(Data items)
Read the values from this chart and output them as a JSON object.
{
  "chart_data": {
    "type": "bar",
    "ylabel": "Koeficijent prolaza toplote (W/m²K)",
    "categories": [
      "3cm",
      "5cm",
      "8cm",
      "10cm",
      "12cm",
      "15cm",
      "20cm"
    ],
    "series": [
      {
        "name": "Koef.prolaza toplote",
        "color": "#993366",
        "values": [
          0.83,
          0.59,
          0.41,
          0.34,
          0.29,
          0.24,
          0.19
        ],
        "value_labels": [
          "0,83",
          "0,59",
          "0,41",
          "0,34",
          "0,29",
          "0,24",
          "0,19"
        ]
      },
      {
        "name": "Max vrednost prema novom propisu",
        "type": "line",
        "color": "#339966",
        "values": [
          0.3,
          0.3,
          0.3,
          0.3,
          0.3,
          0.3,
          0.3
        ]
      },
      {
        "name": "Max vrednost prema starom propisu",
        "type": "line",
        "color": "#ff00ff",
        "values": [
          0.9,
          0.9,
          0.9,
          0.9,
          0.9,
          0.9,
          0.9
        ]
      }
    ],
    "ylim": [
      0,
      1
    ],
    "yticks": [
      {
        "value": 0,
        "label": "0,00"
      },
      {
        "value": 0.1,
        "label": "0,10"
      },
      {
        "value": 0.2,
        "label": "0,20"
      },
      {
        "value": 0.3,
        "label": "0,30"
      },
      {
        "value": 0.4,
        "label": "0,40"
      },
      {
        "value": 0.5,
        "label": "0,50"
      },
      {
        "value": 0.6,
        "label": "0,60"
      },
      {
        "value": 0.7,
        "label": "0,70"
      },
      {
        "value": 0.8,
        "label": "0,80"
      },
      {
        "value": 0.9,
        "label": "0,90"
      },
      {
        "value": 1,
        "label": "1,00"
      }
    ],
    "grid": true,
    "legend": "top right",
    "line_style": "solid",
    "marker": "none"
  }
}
---
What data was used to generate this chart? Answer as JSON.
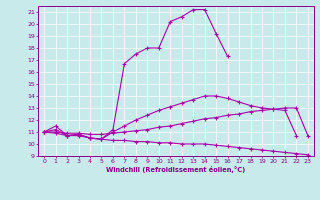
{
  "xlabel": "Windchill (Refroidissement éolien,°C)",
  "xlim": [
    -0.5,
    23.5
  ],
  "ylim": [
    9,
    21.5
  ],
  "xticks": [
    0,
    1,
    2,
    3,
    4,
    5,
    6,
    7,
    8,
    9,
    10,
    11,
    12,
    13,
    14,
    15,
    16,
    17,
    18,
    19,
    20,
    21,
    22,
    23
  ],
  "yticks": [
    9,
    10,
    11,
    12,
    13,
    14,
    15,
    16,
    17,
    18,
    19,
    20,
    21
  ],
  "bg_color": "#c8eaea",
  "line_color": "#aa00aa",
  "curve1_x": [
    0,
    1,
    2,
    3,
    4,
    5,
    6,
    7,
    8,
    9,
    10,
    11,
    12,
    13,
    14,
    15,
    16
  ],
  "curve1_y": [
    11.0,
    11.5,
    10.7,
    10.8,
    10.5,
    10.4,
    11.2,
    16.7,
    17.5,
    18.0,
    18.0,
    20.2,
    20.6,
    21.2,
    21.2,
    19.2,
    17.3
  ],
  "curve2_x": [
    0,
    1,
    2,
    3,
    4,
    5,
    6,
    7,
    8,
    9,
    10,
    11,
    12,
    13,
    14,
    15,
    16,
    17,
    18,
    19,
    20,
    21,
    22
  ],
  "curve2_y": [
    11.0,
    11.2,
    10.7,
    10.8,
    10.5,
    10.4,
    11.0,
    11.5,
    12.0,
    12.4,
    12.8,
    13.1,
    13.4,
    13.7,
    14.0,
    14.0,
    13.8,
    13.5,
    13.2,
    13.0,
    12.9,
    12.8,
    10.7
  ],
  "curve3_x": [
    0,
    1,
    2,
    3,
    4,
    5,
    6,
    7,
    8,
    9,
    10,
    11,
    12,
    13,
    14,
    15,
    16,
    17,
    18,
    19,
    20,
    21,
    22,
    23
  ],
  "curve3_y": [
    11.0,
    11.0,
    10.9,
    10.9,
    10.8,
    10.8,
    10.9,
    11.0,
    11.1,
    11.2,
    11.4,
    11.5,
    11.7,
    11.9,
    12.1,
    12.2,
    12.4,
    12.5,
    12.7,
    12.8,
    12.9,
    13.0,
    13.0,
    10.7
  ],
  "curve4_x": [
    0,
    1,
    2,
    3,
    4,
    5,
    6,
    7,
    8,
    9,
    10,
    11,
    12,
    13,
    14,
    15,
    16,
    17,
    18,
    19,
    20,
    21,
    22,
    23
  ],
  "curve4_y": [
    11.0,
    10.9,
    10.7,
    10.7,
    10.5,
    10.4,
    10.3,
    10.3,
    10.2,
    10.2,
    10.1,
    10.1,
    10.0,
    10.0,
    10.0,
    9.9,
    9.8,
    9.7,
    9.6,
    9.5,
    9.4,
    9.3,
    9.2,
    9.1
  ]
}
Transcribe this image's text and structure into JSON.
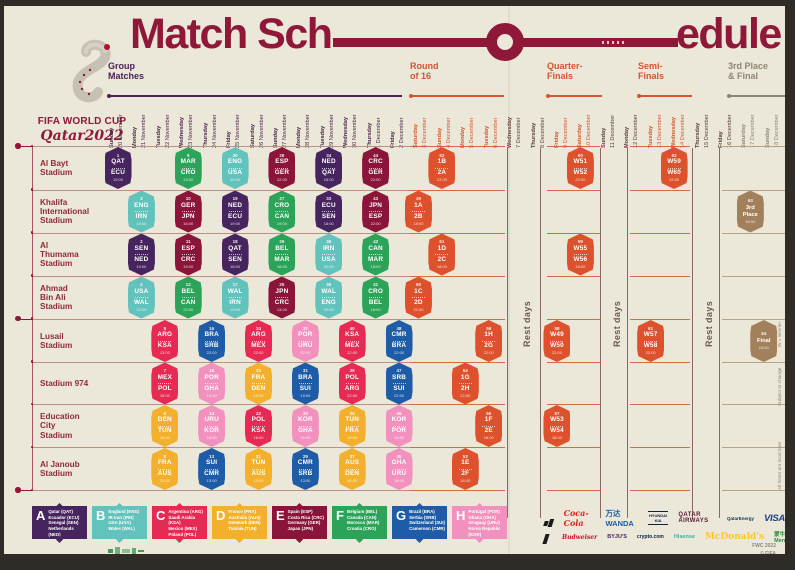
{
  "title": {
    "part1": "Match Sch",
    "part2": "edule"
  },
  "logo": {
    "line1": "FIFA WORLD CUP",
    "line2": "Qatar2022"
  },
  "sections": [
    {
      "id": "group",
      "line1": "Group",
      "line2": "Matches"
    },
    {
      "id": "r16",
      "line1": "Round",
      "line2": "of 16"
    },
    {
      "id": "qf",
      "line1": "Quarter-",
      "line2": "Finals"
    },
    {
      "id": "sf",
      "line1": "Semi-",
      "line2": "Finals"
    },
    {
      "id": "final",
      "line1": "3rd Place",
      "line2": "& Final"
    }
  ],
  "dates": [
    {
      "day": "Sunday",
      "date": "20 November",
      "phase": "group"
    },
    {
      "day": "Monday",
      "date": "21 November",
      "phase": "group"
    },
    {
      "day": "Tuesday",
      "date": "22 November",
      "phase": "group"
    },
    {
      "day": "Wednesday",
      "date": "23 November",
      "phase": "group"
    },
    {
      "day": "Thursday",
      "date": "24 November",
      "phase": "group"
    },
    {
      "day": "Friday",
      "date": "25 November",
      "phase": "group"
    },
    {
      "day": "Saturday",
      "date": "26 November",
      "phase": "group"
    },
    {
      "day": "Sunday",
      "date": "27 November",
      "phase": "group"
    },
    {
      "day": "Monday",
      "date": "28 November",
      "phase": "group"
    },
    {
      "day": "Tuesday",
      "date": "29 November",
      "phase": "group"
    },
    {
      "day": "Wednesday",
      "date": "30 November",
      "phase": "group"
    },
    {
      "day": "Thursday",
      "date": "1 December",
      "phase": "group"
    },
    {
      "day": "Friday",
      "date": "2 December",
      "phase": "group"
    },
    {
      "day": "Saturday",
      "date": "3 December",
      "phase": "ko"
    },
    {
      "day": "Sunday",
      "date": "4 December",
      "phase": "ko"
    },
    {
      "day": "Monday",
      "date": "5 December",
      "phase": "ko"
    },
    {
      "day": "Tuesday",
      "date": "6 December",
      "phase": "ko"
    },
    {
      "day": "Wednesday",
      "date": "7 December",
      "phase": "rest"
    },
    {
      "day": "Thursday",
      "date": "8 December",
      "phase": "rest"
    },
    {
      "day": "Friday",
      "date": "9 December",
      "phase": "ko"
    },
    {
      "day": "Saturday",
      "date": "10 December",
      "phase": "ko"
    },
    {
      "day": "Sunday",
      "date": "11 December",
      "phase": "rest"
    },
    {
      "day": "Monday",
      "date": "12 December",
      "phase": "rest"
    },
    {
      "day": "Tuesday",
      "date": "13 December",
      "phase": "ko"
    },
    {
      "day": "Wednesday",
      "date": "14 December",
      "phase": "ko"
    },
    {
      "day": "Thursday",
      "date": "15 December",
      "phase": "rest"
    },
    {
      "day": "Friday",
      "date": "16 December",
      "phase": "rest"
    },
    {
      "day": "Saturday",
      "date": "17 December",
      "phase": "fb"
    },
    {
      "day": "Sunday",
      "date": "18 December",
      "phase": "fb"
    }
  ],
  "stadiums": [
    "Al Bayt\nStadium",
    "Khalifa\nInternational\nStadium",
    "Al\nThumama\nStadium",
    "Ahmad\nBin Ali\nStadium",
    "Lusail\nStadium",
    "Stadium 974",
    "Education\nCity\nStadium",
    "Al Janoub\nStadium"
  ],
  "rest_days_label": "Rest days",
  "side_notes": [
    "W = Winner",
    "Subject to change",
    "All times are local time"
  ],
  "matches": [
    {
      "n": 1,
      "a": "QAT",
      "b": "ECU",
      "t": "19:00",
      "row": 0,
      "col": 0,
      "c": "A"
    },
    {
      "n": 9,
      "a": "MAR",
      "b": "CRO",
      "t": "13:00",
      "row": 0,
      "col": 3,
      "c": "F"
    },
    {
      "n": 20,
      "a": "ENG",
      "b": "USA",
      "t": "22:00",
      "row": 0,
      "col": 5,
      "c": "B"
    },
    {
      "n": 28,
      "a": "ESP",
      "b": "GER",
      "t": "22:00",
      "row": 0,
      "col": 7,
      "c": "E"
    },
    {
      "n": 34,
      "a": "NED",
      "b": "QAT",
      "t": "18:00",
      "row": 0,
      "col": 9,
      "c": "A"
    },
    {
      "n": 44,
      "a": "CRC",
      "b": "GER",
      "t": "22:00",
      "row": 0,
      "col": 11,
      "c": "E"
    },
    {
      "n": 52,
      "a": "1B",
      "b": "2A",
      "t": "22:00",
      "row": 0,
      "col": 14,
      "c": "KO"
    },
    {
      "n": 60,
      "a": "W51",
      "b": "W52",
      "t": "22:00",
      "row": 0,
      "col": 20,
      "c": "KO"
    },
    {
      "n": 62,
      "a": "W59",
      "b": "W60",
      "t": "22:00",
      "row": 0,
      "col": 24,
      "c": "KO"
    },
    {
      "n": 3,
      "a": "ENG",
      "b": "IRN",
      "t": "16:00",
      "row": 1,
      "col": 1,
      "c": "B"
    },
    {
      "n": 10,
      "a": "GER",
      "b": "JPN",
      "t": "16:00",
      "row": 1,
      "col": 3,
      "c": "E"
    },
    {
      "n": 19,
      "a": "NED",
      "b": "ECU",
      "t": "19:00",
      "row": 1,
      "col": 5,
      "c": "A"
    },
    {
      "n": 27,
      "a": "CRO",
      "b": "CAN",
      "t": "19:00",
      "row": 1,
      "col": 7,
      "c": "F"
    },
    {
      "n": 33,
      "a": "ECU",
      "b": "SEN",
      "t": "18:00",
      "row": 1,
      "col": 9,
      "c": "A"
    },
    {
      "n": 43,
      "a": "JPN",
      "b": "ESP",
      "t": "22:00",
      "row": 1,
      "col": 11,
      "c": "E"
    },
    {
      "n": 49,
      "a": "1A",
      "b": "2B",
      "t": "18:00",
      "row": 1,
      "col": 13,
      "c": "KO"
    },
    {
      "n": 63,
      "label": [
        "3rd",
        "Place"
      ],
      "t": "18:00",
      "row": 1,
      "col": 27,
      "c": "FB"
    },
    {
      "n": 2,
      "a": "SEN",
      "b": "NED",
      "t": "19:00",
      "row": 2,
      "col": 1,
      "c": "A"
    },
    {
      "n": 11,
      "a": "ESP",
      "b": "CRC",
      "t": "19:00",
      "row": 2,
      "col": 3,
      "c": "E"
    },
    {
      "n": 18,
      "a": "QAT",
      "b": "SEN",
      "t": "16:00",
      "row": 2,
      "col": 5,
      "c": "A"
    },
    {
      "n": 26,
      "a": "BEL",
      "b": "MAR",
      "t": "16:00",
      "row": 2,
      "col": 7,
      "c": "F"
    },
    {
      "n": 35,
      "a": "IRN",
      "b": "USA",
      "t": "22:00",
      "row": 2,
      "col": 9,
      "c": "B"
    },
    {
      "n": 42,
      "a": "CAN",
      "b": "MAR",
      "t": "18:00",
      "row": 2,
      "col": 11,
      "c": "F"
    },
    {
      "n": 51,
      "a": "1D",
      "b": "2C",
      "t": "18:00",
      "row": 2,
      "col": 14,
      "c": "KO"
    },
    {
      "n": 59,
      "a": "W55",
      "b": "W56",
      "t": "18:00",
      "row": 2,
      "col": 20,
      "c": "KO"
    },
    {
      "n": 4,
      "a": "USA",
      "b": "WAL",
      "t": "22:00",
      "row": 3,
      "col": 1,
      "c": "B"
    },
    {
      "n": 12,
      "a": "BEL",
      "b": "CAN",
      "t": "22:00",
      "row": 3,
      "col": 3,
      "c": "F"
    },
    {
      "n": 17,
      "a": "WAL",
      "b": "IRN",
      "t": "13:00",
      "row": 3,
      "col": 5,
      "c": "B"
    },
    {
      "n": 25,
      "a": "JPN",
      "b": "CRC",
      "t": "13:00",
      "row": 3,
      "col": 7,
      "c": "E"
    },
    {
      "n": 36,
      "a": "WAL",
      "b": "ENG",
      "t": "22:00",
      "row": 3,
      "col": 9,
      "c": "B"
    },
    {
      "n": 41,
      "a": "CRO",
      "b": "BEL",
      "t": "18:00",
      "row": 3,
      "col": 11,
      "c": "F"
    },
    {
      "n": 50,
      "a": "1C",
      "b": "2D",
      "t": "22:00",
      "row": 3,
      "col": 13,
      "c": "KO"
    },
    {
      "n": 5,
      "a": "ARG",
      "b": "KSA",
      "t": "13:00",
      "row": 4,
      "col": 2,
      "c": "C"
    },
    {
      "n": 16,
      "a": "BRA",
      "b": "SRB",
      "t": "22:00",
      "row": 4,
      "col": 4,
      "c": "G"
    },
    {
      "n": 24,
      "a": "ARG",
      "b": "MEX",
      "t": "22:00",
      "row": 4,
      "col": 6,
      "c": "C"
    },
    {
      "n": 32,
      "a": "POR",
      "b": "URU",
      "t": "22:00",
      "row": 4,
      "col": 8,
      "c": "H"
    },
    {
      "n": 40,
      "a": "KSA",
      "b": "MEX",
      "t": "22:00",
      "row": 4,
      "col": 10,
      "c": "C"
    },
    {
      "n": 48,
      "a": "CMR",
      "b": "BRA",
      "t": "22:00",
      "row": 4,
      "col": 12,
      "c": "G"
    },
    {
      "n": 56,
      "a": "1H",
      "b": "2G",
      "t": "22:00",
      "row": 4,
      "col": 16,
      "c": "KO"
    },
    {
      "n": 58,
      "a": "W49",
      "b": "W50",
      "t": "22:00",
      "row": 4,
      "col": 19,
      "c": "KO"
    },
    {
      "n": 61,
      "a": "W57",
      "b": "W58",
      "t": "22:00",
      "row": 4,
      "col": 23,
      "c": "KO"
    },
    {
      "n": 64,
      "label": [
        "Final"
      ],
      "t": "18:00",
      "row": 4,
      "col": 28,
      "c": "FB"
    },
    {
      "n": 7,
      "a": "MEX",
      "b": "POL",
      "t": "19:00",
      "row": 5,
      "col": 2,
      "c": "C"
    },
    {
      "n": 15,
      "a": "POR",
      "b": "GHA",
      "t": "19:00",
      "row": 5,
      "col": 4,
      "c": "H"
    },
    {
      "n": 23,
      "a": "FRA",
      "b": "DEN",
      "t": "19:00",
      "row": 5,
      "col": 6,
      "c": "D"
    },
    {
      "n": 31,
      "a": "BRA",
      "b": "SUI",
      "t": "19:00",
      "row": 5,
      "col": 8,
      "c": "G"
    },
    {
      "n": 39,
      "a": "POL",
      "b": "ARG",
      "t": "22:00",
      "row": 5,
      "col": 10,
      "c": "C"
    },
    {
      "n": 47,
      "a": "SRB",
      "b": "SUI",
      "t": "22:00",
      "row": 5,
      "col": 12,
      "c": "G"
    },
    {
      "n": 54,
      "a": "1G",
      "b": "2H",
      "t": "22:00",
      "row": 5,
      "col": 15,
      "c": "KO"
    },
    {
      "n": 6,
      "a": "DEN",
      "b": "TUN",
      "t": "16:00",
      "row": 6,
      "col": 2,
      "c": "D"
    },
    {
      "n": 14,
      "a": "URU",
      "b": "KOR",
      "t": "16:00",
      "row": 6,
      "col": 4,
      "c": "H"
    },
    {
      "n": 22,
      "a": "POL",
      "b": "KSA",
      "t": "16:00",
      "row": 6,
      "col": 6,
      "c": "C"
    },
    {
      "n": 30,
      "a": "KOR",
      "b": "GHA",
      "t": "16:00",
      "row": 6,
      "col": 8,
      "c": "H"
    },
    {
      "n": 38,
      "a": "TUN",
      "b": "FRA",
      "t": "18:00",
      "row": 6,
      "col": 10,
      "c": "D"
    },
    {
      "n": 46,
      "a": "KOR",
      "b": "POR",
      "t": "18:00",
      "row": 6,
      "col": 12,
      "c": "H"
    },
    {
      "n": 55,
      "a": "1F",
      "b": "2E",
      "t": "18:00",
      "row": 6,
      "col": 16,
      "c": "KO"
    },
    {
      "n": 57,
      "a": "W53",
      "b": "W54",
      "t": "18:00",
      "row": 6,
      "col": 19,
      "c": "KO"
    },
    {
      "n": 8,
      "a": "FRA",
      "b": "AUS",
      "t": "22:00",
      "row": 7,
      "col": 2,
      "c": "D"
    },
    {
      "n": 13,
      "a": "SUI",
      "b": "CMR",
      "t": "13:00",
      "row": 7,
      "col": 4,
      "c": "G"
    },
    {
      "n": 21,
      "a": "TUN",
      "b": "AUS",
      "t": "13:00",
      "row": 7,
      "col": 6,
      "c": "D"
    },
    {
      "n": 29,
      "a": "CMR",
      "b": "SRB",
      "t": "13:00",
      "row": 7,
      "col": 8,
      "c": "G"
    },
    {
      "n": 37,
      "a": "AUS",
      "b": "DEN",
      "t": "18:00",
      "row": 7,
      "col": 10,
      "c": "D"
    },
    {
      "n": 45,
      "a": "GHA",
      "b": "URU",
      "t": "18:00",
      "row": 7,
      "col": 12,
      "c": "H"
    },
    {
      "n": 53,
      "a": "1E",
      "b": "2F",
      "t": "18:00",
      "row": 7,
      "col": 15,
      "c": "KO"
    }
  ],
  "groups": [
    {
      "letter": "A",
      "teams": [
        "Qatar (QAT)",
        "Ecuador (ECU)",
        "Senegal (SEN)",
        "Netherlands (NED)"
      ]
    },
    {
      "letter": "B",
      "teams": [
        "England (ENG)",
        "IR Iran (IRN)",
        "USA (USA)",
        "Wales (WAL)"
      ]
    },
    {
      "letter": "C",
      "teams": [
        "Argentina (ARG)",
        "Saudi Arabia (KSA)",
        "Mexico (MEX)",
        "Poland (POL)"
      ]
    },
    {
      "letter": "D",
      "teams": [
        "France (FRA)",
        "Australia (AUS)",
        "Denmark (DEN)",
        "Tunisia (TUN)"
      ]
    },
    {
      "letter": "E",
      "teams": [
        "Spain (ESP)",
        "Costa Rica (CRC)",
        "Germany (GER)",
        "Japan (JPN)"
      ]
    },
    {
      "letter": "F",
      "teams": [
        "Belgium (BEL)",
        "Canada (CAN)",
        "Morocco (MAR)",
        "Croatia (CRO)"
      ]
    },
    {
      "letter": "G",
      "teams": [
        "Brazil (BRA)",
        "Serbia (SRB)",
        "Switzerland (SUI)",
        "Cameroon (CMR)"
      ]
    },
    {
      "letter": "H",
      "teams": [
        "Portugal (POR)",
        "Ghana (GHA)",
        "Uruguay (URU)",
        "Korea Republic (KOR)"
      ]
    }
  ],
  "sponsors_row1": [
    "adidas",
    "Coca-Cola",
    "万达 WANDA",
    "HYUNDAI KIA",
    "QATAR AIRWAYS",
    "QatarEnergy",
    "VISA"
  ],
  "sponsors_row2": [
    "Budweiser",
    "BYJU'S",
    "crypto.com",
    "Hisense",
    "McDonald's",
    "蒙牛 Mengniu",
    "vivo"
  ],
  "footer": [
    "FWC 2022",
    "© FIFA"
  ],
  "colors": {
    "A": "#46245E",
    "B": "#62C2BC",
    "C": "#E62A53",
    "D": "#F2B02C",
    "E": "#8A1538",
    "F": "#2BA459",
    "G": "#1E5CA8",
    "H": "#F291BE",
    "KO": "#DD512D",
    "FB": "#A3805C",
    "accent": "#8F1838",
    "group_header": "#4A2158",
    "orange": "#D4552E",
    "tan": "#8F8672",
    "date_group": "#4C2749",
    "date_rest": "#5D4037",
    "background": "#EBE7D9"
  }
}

*Task brief*:
From the records given above, copy all lines containing "nStadium".

*Result below*:
    "Al Bayt\nStadium",
    "Khalifa\nInternational\nStadium",
    "Al\nThumama\nStadium",
    "Ahmad\nBin Ali\nStadium",
    "Lusail\nStadium",
    "Education\nCity\nStadium",
    "Al Janoub\nStadium"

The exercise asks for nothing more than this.